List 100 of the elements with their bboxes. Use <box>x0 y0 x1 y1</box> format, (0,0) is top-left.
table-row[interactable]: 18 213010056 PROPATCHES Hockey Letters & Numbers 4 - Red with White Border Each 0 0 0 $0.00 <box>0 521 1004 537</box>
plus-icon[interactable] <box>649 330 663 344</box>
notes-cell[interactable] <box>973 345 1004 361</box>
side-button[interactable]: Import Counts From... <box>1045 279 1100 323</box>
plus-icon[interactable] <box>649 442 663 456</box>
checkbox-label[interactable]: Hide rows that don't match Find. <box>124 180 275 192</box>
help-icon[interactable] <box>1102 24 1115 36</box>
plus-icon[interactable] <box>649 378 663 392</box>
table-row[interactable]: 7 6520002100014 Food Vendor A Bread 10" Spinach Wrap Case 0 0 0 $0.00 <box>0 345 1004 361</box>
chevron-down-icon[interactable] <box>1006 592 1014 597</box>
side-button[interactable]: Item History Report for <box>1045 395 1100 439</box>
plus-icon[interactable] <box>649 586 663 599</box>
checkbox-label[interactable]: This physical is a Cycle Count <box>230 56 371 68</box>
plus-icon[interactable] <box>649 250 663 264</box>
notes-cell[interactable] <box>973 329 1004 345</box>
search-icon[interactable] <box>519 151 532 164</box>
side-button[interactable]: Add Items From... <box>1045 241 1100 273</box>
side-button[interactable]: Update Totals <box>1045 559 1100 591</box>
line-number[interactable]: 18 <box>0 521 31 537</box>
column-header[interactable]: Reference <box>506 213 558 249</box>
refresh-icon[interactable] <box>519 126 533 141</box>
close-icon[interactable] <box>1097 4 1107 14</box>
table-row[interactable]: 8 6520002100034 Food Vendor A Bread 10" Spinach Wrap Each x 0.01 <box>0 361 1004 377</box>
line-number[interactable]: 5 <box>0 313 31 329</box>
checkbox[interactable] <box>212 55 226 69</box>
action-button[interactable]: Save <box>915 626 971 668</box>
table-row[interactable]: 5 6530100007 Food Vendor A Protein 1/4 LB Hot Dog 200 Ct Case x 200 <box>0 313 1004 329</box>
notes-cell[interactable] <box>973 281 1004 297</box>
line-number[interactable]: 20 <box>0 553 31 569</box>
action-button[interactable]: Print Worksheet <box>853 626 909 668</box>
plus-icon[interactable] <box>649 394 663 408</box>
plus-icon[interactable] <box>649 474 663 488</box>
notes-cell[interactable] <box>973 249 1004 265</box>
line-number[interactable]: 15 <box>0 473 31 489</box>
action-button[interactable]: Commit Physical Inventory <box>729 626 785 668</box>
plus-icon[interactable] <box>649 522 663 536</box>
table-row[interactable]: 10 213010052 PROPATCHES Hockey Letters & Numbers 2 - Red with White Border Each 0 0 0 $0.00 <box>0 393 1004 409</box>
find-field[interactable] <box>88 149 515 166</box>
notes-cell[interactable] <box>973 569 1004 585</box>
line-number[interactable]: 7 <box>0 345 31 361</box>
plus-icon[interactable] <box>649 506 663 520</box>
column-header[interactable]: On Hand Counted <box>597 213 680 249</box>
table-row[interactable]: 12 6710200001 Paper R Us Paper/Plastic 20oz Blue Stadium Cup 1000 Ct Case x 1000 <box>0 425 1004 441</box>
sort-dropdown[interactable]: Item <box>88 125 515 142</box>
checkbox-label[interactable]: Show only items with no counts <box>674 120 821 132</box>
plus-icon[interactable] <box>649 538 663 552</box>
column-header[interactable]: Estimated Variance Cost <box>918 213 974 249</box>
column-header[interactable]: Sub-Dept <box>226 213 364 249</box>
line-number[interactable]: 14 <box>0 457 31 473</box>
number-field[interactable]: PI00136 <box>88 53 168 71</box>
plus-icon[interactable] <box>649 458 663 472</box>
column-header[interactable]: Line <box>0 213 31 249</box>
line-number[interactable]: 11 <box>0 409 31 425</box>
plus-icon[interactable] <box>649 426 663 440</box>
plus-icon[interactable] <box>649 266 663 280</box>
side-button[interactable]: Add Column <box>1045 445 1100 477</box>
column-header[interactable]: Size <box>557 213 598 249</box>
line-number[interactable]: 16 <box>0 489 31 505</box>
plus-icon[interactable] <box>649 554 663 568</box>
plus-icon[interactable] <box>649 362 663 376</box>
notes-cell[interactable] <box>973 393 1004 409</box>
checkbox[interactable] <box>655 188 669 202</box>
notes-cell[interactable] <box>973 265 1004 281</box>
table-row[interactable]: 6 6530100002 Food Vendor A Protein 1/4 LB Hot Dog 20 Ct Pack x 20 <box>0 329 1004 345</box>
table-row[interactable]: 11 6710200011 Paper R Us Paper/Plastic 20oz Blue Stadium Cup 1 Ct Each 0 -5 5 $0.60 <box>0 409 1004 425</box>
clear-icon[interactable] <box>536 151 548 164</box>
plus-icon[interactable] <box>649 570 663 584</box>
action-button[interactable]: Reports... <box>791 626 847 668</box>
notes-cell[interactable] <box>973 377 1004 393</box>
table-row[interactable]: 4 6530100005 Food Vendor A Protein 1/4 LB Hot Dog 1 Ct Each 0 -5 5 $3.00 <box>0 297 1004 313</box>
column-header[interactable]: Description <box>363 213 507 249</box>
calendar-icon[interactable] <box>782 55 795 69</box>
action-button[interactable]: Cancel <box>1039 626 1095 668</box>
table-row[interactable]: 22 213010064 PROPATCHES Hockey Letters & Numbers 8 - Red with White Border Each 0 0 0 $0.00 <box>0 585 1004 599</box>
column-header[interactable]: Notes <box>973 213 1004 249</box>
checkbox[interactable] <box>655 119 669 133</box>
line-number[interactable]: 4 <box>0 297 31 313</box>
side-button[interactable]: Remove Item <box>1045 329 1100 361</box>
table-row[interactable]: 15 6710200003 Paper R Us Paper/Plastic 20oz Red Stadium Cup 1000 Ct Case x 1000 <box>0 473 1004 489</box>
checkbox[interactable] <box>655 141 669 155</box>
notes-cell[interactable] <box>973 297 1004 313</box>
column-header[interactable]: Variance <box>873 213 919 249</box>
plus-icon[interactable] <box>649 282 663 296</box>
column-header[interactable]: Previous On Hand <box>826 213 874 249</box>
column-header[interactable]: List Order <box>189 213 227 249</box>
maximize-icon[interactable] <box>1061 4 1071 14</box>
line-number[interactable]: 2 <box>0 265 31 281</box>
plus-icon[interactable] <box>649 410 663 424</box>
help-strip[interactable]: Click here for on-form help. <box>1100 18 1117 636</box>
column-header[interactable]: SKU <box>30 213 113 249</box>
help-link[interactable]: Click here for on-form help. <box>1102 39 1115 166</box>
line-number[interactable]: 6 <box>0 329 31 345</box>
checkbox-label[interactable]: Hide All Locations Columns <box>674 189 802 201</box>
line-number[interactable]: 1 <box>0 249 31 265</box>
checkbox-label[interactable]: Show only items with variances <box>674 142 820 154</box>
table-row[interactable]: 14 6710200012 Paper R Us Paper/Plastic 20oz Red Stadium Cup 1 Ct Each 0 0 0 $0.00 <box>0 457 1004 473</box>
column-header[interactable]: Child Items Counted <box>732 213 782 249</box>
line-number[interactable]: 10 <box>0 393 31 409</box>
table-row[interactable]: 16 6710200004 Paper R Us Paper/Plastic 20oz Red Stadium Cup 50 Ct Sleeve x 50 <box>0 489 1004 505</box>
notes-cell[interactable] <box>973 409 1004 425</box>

» What the task requires: Go through the entries above and report every line in which the word "help" appears.

» Result:
help-icon[interactable] <box>1102 24 1115 36</box>
help-strip[interactable]: Click here for on-form help. <box>1100 18 1117 636</box>
help-link[interactable]: Click here for on-form help. <box>1102 39 1115 166</box>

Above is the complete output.